• **Supplied information**
____________________

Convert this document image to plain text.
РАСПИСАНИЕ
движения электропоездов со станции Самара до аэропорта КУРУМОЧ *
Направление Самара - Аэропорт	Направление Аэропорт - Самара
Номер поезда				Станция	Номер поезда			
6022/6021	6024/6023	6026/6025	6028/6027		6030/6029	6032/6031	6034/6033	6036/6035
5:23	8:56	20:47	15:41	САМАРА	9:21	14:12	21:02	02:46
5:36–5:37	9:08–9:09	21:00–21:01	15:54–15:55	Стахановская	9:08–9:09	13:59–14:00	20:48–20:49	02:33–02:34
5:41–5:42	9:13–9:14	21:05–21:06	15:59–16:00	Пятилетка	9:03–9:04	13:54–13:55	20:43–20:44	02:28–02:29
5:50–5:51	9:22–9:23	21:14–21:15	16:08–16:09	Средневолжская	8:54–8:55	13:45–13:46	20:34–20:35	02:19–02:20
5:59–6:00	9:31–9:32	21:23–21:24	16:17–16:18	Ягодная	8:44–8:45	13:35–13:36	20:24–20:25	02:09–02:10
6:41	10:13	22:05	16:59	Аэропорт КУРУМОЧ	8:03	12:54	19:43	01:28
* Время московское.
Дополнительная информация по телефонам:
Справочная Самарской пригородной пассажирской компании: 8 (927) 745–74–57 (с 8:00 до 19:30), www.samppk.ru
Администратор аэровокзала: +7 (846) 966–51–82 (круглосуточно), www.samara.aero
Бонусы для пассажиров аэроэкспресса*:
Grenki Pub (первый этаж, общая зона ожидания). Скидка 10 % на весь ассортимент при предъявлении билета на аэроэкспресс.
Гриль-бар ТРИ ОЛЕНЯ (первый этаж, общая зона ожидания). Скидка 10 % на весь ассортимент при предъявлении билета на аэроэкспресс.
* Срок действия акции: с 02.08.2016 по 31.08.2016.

____________________

• **Requirements**
Pick out every line above that holds the word "ожидания" and copy it.

• **Worked solution**
Grenki Pub (первый этаж, общая зона ожидания). Скидка 10 % на весь ассортимент при предъявлении билета на аэроэкспресс.
Гриль-бар ТРИ ОЛЕНЯ (первый этаж, общая зона ожидания). Скидка 10 % на весь ассортимент при предъявлении билета на аэроэкспресс.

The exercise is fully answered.